▶ [WORK TO BE COMPLETED] Every entry that follows should be repeated exactly; drop the images.

--- Begin ---

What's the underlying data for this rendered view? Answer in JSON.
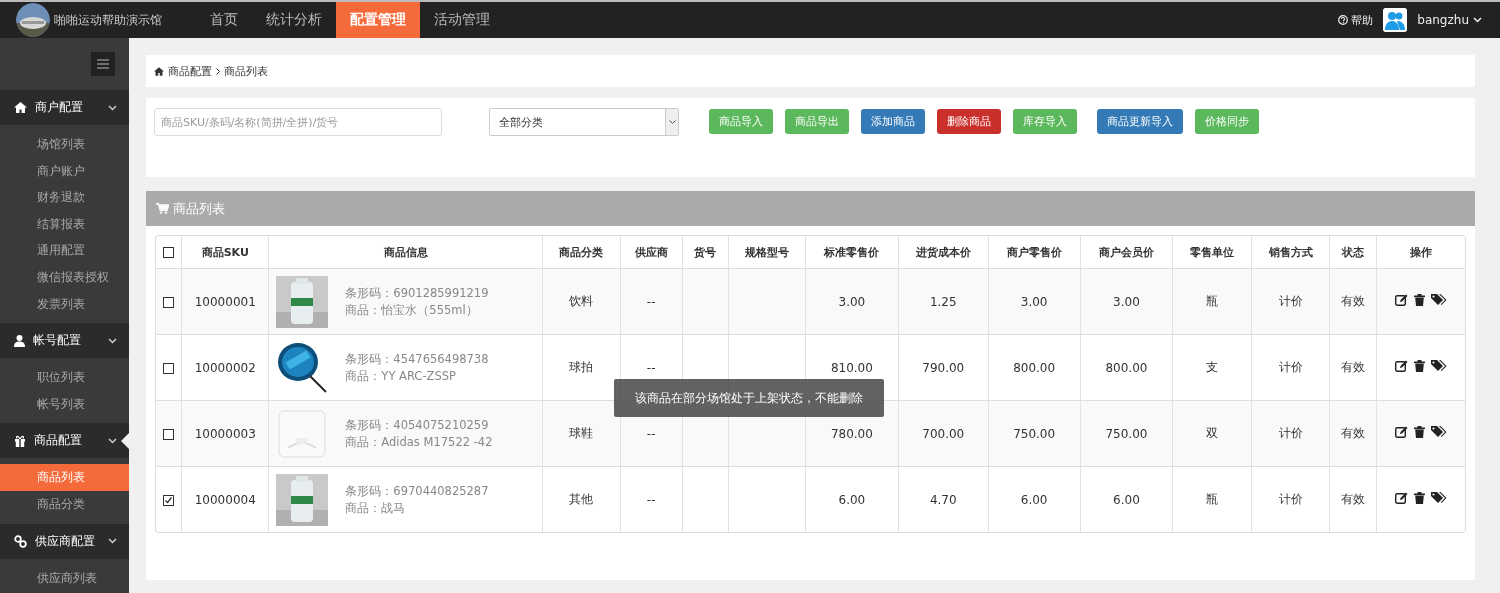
{
  "topbar": {
    "site_title": "啪啪运动帮助演示馆",
    "nav": [
      {
        "label": "首页",
        "selected": false
      },
      {
        "label": "统计分析",
        "selected": false
      },
      {
        "label": "配置管理",
        "selected": true
      },
      {
        "label": "活动管理",
        "selected": false
      }
    ],
    "help": "帮助",
    "user": "bangzhu"
  },
  "sidebar": {
    "groups": [
      {
        "kind": "home",
        "label": "商户配置",
        "expanded": true,
        "active": false,
        "items": [
          {
            "label": "场馆列表",
            "selected": false
          },
          {
            "label": "商户账户",
            "selected": false
          },
          {
            "label": "财务退款",
            "selected": false
          },
          {
            "label": "结算报表",
            "selected": false
          },
          {
            "label": "通用配置",
            "selected": false
          },
          {
            "label": "微信报表授权",
            "selected": false
          },
          {
            "label": "发票列表",
            "selected": false
          }
        ]
      },
      {
        "kind": "user",
        "label": "帐号配置",
        "expanded": true,
        "active": false,
        "items": [
          {
            "label": "职位列表",
            "selected": false
          },
          {
            "label": "帐号列表",
            "selected": false
          }
        ]
      },
      {
        "kind": "gift",
        "label": "商品配置",
        "expanded": true,
        "active": true,
        "items": [
          {
            "label": "商品列表",
            "selected": true
          },
          {
            "label": "商品分类",
            "selected": false
          }
        ]
      },
      {
        "kind": "link",
        "label": "供应商配置",
        "expanded": true,
        "active": false,
        "items": [
          {
            "label": "供应商列表",
            "selected": false
          }
        ]
      }
    ]
  },
  "breadcrumb": [
    "商品配置",
    "商品列表"
  ],
  "toolbar": {
    "search": {
      "placeholder": "商品SKU/条码/名称(简拼/全拼)/货号"
    },
    "category_select": {
      "value": "全部分类"
    },
    "buttons": [
      {
        "label": "商品导入",
        "kind": "success"
      },
      {
        "label": "商品导出",
        "kind": "success"
      },
      {
        "label": "添加商品",
        "kind": "primary"
      },
      {
        "label": "删除商品",
        "kind": "danger"
      },
      {
        "label": "库存导入",
        "kind": "success"
      },
      {
        "label": "商品更新导入",
        "kind": "primary"
      },
      {
        "label": "价格同步",
        "kind": "success"
      }
    ]
  },
  "panel": {
    "title": "商品列表"
  },
  "table": {
    "header_checked": false,
    "columns": [
      "商品SKU",
      "商品信息",
      "商品分类",
      "供应商",
      "货号",
      "规格型号",
      "标准零售价",
      "进货成本价",
      "商户零售价",
      "商户会员价",
      "零售单位",
      "销售方式",
      "状态",
      "操作"
    ],
    "rows": [
      {
        "checked": false,
        "sku": "10000001",
        "barcode": "条形码：6901285991219",
        "name": "商品：怡宝水（555ml）",
        "category": "饮料",
        "supplier": "--",
        "std_price": "3.00",
        "cost": "1.25",
        "retail": "3.00",
        "member": "3.00",
        "unit": "瓶",
        "sale_mode": "计价",
        "status": "有效"
      },
      {
        "checked": false,
        "sku": "10000002",
        "barcode": "条形码：4547656498738",
        "name": "商品：YY ARC-ZSSP",
        "category": "球拍",
        "supplier": "--",
        "std_price": "810.00",
        "cost": "790.00",
        "retail": "800.00",
        "member": "800.00",
        "unit": "支",
        "sale_mode": "计价",
        "status": "有效"
      },
      {
        "checked": false,
        "sku": "10000003",
        "barcode": "条形码：4054075210259",
        "name": "商品：Adidas M17522 -42",
        "category": "球鞋",
        "supplier": "--",
        "std_price": "780.00",
        "cost": "700.00",
        "retail": "750.00",
        "member": "750.00",
        "unit": "双",
        "sale_mode": "计价",
        "status": "有效"
      },
      {
        "checked": true,
        "sku": "10000004",
        "barcode": "条形码：6970440825287",
        "name": "商品：战马",
        "category": "其他",
        "supplier": "--",
        "std_price": "6.00",
        "cost": "4.70",
        "retail": "6.00",
        "member": "6.00",
        "unit": "瓶",
        "sale_mode": "计价",
        "status": "有效"
      }
    ]
  },
  "tooltip": "该商品在部分场馆处于上架状态，不能删除"
}
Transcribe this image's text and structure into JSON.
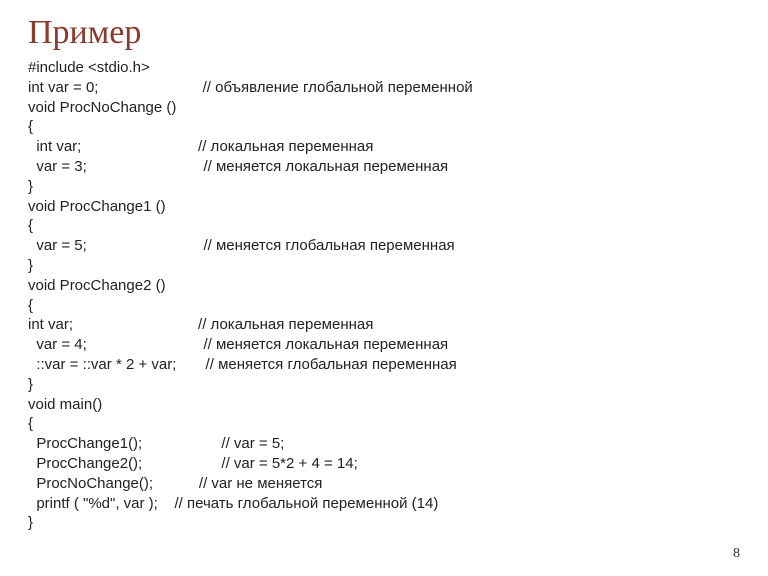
{
  "title": "Пример",
  "page_number": "8",
  "code": {
    "l01": "#include <stdio.h>",
    "l02": "int var = 0;                         // объявление глобальной переменной",
    "l03": "void ProcNoChange ()",
    "l04": "{",
    "l05": "  int var;                            // локальная переменная",
    "l06": "  var = 3;                            // меняется локальная переменная",
    "l07": "}",
    "l08": "void ProcChange1 ()",
    "l09": "{",
    "l10": "  var = 5;                            // меняется глобальная переменная",
    "l11": "}",
    "l12": "void ProcChange2 ()",
    "l13": "{",
    "l14": "int var;                              // локальная переменная",
    "l15": "  var = 4;                            // меняется локальная переменная",
    "l16": "  ::var = ::var * 2 + var;       // меняется глобальная переменная",
    "l17": "}",
    "l18": "void main()",
    "l19": "{",
    "l20": "  ProcChange1();                   // var = 5;",
    "l21": "  ProcChange2();                   // var = 5*2 + 4 = 14;",
    "l22": "  ProcNoChange();           // var не меняется",
    "l23": "  printf ( \"%d\", var );    // печать глобальной переменной (14)",
    "l24": "}"
  }
}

--- End ---

▶ [THE RESPONSE]
What's the underlying data for this rendered view? Answer in JSON.
{
  "topbar": {
    "site_title": "啪啪运动帮助演示馆",
    "nav": [
      {
        "label": "首页",
        "selected": false
      },
      {
        "label": "统计分析",
        "selected": false
      },
      {
        "label": "配置管理",
        "selected": true
      },
      {
        "label": "活动管理",
        "selected": false
      }
    ],
    "help": "帮助",
    "user": "bangzhu"
  },
  "sidebar": {
    "groups": [
      {
        "kind": "home",
        "label": "商户配置",
        "expanded": true,
        "active": false,
        "items": [
          {
            "label": "场馆列表",
            "selected": false
          },
          {
            "label": "商户账户",
            "selected": false
          },
          {
            "label": "财务退款",
            "selected": false
          },
          {
            "label": "结算报表",
            "selected": false
          },
          {
            "label": "通用配置",
            "selected": false
          },
          {
            "label": "微信报表授权",
            "selected": false
          },
          {
            "label": "发票列表",
            "selected": false
          }
        ]
      },
      {
        "kind": "user",
        "label": "帐号配置",
        "expanded": true,
        "active": false,
        "items": [
          {
            "label": "职位列表",
            "selected": false
          },
          {
            "label": "帐号列表",
            "selected": false
          }
        ]
      },
      {
        "kind": "gift",
        "label": "商品配置",
        "expanded": true,
        "active": true,
        "items": [
          {
            "label": "商品列表",
            "selected": true
          },
          {
            "label": "商品分类",
            "selected": false
          }
        ]
      },
      {
        "kind": "link",
        "label": "供应商配置",
        "expanded": true,
        "active": false,
        "items": [
          {
            "label": "供应商列表",
            "selected": false
          }
        ]
      }
    ]
  },
  "breadcrumb": [
    "商品配置",
    "商品列表"
  ],
  "toolbar": {
    "search": {
      "placeholder": "商品SKU/条码/名称(简拼/全拼)/货号"
    },
    "category_select": {
      "value": "全部分类"
    },
    "buttons": [
      {
        "label": "商品导入",
        "kind": "success"
      },
      {
        "label": "商品导出",
        "kind": "success"
      },
      {
        "label": "添加商品",
        "kind": "primary"
      },
      {
        "label": "删除商品",
        "kind": "danger"
      },
      {
        "label": "库存导入",
        "kind": "success"
      },
      {
        "label": "商品更新导入",
        "kind": "primary"
      },
      {
        "label": "价格同步",
        "kind": "success"
      }
    ]
  },
  "panel": {
    "title": "商品列表"
  },
  "table": {
    "header_checked": false,
    "columns": [
      "商品SKU",
      "商品信息",
      "商品分类",
      "供应商",
      "货号",
      "规格型号",
      "标准零售价",
      "进货成本价",
      "商户零售价",
      "商户会员价",
      "零售单位",
      "销售方式",
      "状态",
      "操作"
    ],
    "rows": [
      {
        "checked": false,
        "sku": "10000001",
        "barcode": "条形码：6901285991219",
        "name": "商品：怡宝水（555ml）",
        "category": "饮料",
        "supplier": "--",
        "std_price": "3.00",
        "cost": "1.25",
        "retail": "3.00",
        "member": "3.00",
        "unit": "瓶",
        "sale_mode": "计价",
        "status": "有效"
      },
      {
        "checked": false,
        "sku": "10000002",
        "barcode": "条形码：4547656498738",
        "name": "商品：YY ARC-ZSSP",
        "category": "球拍",
        "supplier": "--",
        "std_price": "810.00",
        "cost": "790.00",
        "retail": "800.00",
        "member": "800.00",
        "unit": "支",
        "sale_mode": "计价",
        "status": "有效"
      },
      {
        "checked": false,
        "sku": "10000003",
        "barcode": "条形码：4054075210259",
        "name": "商品：Adidas M17522 -42",
        "category": "球鞋",
        "supplier": "--",
        "std_price": "780.00",
        "cost": "700.00",
        "retail": "750.00",
        "member": "750.00",
        "unit": "双",
        "sale_mode": "计价",
        "status": "有效"
      },
      {
        "checked": true,
        "sku": "10000004",
        "barcode": "条形码：6970440825287",
        "name": "商品：战马",
        "category": "其他",
        "supplier": "--",
        "std_price": "6.00",
        "cost": "4.70",
        "retail": "6.00",
        "member": "6.00",
        "unit": "瓶",
        "sale_mode": "计价",
        "status": "有效"
      }
    ]
  },
  "tooltip": "该商品在部分场馆处于上架状态，不能删除"
}
Transcribe this image's text and structure into JSON.
{
  "title": "Пример",
  "page_number": "8",
  "code": {
    "l01": "#include <stdio.h>",
    "l02": "int var = 0;                         // объявление глобальной переменной",
    "l03": "void ProcNoChange ()",
    "l04": "{",
    "l05": "  int var;                            // локальная переменная",
    "l06": "  var = 3;                            // меняется локальная переменная",
    "l07": "}",
    "l08": "void ProcChange1 ()",
    "l09": "{",
    "l10": "  var = 5;                            // меняется глобальная переменная",
    "l11": "}",
    "l12": "void ProcChange2 ()",
    "l13": "{",
    "l14": "int var;                              // локальная переменная",
    "l15": "  var = 4;                            // меняется локальная переменная",
    "l16": "  ::var = ::var * 2 + var;       // меняется глобальная переменная",
    "l17": "}",
    "l18": "void main()",
    "l19": "{",
    "l20": "  ProcChange1();                   // var = 5;",
    "l21": "  ProcChange2();                   // var = 5*2 + 4 = 14;",
    "l22": "  ProcNoChange();           // var не меняется",
    "l23": "  printf ( \"%d\", var );    // печать глобальной переменной (14)",
    "l24": "}"
  }
}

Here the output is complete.